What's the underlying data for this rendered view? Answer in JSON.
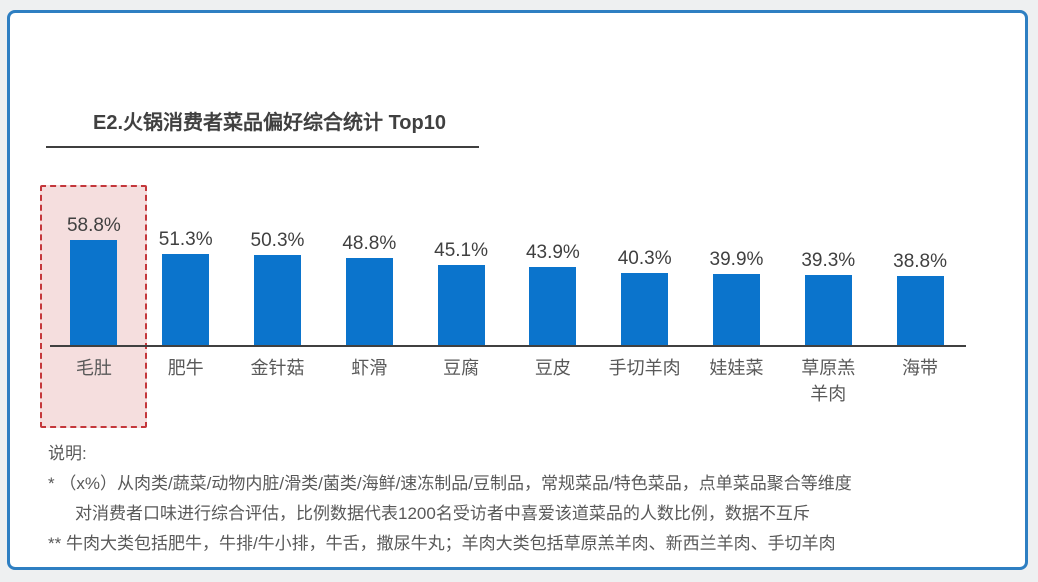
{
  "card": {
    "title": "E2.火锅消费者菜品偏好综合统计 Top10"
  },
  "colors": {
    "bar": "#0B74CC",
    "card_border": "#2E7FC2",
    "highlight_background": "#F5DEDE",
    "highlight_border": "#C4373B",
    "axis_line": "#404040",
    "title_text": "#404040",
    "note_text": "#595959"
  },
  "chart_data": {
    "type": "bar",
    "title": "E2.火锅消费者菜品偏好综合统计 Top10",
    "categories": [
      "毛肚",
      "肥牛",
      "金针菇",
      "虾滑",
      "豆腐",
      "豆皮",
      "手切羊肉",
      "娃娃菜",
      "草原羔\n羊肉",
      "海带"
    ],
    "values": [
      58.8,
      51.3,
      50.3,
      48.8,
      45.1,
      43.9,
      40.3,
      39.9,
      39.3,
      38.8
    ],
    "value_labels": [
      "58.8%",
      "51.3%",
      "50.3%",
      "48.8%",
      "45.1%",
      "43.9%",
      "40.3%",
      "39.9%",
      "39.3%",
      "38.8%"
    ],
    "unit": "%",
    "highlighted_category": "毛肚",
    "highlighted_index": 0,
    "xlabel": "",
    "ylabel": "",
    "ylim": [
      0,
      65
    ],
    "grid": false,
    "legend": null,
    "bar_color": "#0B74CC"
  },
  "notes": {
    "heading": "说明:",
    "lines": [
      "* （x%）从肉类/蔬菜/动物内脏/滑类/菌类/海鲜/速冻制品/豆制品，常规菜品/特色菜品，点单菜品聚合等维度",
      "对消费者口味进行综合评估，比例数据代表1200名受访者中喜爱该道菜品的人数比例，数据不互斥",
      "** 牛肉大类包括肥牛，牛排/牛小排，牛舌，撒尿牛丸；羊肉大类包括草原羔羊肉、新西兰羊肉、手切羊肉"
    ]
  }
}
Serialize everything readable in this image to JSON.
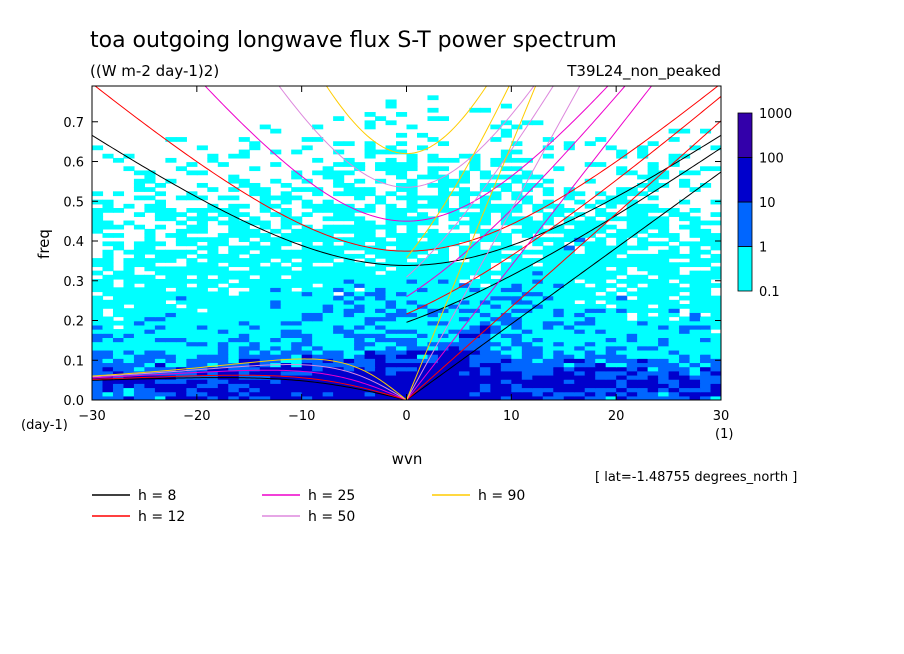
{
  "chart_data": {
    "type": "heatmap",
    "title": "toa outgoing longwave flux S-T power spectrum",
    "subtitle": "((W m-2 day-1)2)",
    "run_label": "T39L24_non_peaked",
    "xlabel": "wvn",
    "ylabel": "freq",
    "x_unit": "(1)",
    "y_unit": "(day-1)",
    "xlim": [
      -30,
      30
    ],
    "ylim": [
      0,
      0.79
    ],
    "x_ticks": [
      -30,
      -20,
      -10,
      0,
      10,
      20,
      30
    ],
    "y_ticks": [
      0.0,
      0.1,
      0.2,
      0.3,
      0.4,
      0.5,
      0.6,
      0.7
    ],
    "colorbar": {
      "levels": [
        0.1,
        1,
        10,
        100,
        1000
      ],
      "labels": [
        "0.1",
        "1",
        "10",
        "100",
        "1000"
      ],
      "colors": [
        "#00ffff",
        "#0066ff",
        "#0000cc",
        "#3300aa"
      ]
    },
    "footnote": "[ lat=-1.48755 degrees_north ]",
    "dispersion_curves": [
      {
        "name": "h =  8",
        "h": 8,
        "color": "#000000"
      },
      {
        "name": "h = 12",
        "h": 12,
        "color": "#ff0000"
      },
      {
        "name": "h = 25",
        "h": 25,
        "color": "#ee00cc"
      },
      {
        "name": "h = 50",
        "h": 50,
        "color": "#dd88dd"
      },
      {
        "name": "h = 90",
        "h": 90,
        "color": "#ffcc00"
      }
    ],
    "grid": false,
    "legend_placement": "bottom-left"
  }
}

> _INSTRUCTION_
Report how many lines in the records above contain the word "火锅消费者菜品偏好综合统计", giving only the number.

> _FINAL RESULT_
2